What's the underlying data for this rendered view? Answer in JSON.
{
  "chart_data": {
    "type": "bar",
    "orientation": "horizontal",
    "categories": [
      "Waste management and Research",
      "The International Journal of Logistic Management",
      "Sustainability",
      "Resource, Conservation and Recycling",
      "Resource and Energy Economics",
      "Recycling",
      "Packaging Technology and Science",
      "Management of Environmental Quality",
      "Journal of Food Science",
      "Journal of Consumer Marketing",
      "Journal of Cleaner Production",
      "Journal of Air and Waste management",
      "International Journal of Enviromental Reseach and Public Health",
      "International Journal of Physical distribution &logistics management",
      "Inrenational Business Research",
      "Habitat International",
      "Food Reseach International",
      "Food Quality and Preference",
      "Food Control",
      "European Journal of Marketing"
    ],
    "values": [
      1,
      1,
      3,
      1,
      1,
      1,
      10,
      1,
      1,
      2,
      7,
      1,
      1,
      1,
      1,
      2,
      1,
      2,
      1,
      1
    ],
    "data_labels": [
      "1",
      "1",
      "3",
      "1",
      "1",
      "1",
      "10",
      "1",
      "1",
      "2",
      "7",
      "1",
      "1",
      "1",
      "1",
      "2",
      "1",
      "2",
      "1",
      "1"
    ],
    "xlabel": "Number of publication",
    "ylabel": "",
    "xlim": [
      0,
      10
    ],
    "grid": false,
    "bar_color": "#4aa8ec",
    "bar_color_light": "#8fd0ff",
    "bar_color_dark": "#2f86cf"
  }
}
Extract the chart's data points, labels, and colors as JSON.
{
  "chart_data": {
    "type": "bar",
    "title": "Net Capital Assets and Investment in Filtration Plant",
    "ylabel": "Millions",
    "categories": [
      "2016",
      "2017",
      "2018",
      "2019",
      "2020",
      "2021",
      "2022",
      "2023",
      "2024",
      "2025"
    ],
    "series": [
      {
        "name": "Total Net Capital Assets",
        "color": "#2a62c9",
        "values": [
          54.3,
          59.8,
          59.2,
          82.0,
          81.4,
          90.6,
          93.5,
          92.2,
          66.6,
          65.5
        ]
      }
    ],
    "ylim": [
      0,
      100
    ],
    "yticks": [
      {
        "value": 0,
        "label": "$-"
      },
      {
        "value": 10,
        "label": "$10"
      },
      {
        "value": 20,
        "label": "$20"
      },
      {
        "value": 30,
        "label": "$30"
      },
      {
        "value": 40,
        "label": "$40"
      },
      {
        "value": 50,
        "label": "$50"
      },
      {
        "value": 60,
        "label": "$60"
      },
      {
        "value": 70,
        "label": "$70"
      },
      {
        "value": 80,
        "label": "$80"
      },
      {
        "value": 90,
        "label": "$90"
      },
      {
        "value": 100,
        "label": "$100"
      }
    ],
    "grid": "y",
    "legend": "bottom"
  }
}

__________

STATED TASK: Give only the number of lines in the entries that contain "Quality".

EXERCISE RESULT: 2